Interface dataset entries
· · · · ·
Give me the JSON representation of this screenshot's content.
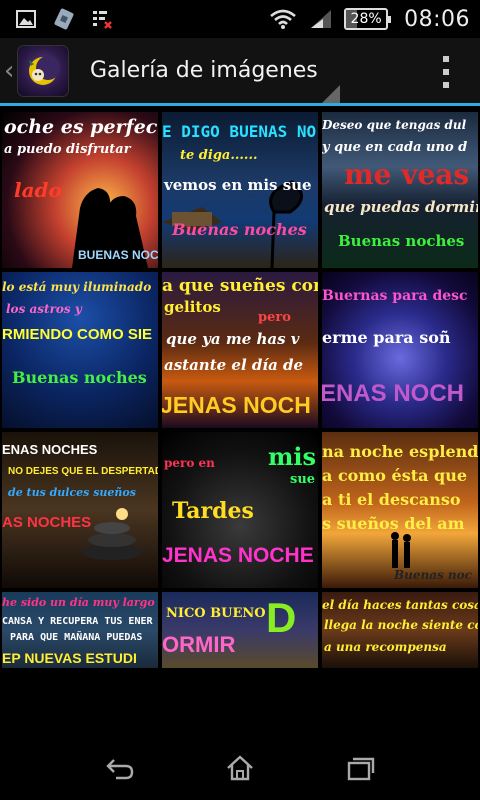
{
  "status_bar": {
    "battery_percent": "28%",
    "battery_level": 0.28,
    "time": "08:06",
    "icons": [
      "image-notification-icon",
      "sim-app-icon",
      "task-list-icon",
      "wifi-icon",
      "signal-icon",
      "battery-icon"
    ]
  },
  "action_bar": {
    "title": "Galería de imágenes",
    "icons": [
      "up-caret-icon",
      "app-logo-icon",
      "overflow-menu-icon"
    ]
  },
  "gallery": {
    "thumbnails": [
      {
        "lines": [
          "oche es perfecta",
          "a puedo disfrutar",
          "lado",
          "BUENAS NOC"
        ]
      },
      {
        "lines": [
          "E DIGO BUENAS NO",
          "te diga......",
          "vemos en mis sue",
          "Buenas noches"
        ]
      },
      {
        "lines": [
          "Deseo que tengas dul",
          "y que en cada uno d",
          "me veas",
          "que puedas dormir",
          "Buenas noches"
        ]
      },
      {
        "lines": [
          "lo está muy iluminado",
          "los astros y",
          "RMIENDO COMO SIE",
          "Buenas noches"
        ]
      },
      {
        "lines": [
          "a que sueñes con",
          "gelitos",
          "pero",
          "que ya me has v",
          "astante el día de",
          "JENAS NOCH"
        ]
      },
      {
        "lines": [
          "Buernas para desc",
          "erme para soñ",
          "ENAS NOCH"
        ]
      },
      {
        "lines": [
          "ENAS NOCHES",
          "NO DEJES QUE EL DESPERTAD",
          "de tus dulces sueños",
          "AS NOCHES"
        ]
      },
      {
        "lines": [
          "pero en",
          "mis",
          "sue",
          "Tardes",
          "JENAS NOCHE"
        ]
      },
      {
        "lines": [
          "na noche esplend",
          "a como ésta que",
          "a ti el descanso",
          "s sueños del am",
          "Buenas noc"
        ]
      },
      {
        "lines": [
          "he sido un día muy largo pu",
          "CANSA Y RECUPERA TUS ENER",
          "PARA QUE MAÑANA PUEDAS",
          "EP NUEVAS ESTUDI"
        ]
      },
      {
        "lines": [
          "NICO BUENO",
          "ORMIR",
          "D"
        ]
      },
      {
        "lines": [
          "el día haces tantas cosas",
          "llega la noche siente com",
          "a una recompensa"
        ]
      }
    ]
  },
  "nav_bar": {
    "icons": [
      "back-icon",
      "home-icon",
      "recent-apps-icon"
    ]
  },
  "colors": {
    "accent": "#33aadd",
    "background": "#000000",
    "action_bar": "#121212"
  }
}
· · · · ·
Task statement: Retype each entry precisely. Skip images entirely.

Answer box:
Give me the JSON representation of this screenshot's content.
{
  "status_bar": {
    "battery_percent": "28%",
    "battery_level": 0.28,
    "time": "08:06",
    "icons": [
      "image-notification-icon",
      "sim-app-icon",
      "task-list-icon",
      "wifi-icon",
      "signal-icon",
      "battery-icon"
    ]
  },
  "action_bar": {
    "title": "Galería de imágenes",
    "icons": [
      "up-caret-icon",
      "app-logo-icon",
      "overflow-menu-icon"
    ]
  },
  "gallery": {
    "thumbnails": [
      {
        "lines": [
          "oche es perfecta",
          "a puedo disfrutar",
          "lado",
          "BUENAS NOC"
        ]
      },
      {
        "lines": [
          "E DIGO BUENAS NO",
          "te diga......",
          "vemos en mis sue",
          "Buenas noches"
        ]
      },
      {
        "lines": [
          "Deseo que tengas dul",
          "y que en cada uno d",
          "me veas",
          "que puedas dormir",
          "Buenas noches"
        ]
      },
      {
        "lines": [
          "lo está muy iluminado",
          "los astros y",
          "RMIENDO COMO SIE",
          "Buenas noches"
        ]
      },
      {
        "lines": [
          "a que sueñes con",
          "gelitos",
          "pero",
          "que ya me has v",
          "astante el día de",
          "JENAS NOCH"
        ]
      },
      {
        "lines": [
          "Buernas para desc",
          "erme para soñ",
          "ENAS NOCH"
        ]
      },
      {
        "lines": [
          "ENAS NOCHES",
          "NO DEJES QUE EL DESPERTAD",
          "de tus dulces sueños",
          "AS NOCHES"
        ]
      },
      {
        "lines": [
          "pero en",
          "mis",
          "sue",
          "Tardes",
          "JENAS NOCHE"
        ]
      },
      {
        "lines": [
          "na noche esplend",
          "a como ésta que",
          "a ti el descanso",
          "s sueños del am",
          "Buenas noc"
        ]
      },
      {
        "lines": [
          "he sido un día muy largo pu",
          "CANSA Y RECUPERA TUS ENER",
          "PARA QUE MAÑANA PUEDAS",
          "EP NUEVAS ESTUDI"
        ]
      },
      {
        "lines": [
          "NICO BUENO",
          "ORMIR",
          "D"
        ]
      },
      {
        "lines": [
          "el día haces tantas cosas",
          "llega la noche siente com",
          "a una recompensa"
        ]
      }
    ]
  },
  "nav_bar": {
    "icons": [
      "back-icon",
      "home-icon",
      "recent-apps-icon"
    ]
  },
  "colors": {
    "accent": "#33aadd",
    "background": "#000000",
    "action_bar": "#121212"
  }
}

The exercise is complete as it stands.